GIVEN PROBLEM> Write out each entry again. Keep every word exactly as it is.

TASK INPUT>
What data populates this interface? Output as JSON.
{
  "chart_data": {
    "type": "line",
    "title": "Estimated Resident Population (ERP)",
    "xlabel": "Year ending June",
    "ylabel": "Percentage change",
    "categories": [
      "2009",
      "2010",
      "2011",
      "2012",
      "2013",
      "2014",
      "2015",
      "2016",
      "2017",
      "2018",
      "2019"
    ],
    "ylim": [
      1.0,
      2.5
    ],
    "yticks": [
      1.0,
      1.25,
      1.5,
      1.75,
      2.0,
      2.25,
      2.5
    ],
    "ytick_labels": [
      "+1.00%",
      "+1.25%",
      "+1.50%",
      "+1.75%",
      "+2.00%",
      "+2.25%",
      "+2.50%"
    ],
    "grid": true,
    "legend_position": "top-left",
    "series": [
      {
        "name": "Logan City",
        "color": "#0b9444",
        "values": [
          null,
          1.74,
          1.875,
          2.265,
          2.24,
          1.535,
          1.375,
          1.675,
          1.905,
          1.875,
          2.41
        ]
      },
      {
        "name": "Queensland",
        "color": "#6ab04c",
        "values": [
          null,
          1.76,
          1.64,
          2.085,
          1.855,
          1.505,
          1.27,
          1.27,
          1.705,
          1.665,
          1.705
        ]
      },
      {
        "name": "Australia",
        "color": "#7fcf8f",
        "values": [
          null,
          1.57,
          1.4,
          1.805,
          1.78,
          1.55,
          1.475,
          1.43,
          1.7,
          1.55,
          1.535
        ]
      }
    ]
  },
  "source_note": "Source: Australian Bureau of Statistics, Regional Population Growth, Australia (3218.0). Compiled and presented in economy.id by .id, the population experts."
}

RESULT>
What data populates this interface? Output as JSON.
{
  "chart_data": {
    "type": "line",
    "title": "Estimated Resident Population (ERP)",
    "xlabel": "Year ending June",
    "ylabel": "Percentage change",
    "categories": [
      "2009",
      "2010",
      "2011",
      "2012",
      "2013",
      "2014",
      "2015",
      "2016",
      "2017",
      "2018",
      "2019"
    ],
    "ylim": [
      1.0,
      2.5
    ],
    "yticks": [
      1.0,
      1.25,
      1.5,
      1.75,
      2.0,
      2.25,
      2.5
    ],
    "ytick_labels": [
      "+1.00%",
      "+1.25%",
      "+1.50%",
      "+1.75%",
      "+2.00%",
      "+2.25%",
      "+2.50%"
    ],
    "grid": true,
    "legend_position": "top-left",
    "series": [
      {
        "name": "Logan City",
        "color": "#0b9444",
        "values": [
          null,
          1.74,
          1.875,
          2.265,
          2.24,
          1.535,
          1.375,
          1.675,
          1.905,
          1.875,
          2.41
        ]
      },
      {
        "name": "Queensland",
        "color": "#6ab04c",
        "values": [
          null,
          1.76,
          1.64,
          2.085,
          1.855,
          1.505,
          1.27,
          1.27,
          1.705,
          1.665,
          1.705
        ]
      },
      {
        "name": "Australia",
        "color": "#7fcf8f",
        "values": [
          null,
          1.57,
          1.4,
          1.805,
          1.78,
          1.55,
          1.475,
          1.43,
          1.7,
          1.55,
          1.535
        ]
      }
    ]
  },
  "source_note": "Source: Australian Bureau of Statistics, Regional Population Growth, Australia (3218.0). Compiled and presented in economy.id by .id, the population experts."
}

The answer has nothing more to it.